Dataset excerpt
#####

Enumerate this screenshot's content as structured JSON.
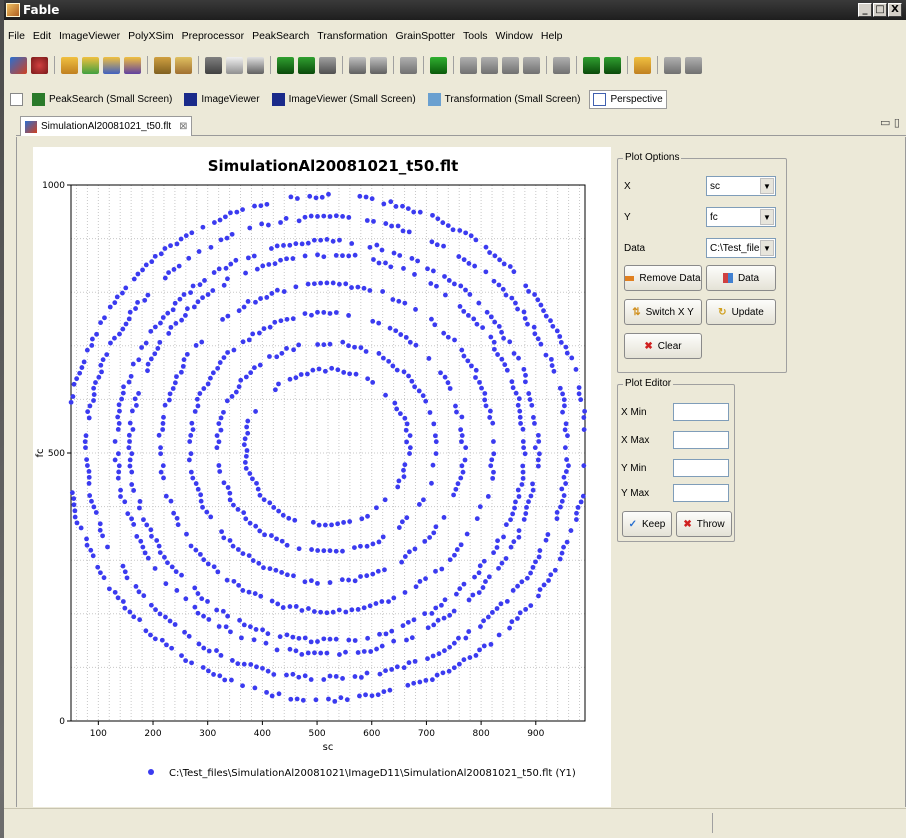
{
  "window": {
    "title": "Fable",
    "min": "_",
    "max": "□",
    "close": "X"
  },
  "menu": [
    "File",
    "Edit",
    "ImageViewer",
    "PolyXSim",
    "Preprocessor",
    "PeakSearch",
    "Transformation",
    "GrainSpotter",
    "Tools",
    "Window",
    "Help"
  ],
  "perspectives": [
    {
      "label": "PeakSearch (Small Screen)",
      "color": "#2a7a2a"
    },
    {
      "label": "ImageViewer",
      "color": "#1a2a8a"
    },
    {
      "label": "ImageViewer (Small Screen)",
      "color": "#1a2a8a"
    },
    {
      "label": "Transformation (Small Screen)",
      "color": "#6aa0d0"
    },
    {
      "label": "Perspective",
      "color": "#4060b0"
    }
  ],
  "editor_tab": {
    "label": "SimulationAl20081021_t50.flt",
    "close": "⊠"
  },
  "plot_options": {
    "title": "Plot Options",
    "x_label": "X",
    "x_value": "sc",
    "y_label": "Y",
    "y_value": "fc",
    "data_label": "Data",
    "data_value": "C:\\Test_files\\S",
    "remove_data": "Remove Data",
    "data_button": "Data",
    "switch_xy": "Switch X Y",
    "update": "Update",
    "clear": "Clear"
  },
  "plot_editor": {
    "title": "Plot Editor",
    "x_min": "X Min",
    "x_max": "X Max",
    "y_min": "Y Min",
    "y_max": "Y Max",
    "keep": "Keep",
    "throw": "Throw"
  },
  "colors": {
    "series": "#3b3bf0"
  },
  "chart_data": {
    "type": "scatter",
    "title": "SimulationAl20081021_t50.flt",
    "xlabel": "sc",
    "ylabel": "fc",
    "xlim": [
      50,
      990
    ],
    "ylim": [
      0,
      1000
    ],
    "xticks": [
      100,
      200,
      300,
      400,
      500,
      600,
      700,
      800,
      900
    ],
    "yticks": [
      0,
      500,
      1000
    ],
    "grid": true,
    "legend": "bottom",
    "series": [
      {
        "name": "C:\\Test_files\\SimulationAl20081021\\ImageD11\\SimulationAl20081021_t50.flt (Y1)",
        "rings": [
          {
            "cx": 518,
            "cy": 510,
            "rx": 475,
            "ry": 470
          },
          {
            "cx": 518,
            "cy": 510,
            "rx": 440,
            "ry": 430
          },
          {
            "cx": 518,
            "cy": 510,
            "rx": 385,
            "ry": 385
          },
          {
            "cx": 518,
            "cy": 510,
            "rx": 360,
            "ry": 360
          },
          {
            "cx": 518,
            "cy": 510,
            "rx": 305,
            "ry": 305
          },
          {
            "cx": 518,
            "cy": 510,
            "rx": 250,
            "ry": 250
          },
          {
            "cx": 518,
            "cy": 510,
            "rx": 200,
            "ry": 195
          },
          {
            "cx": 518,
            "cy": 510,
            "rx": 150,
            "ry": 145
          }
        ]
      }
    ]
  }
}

#####

Challenge: Go over the records above and tally the lines with the word "Small" in them. Give the number alone.

The answer: 3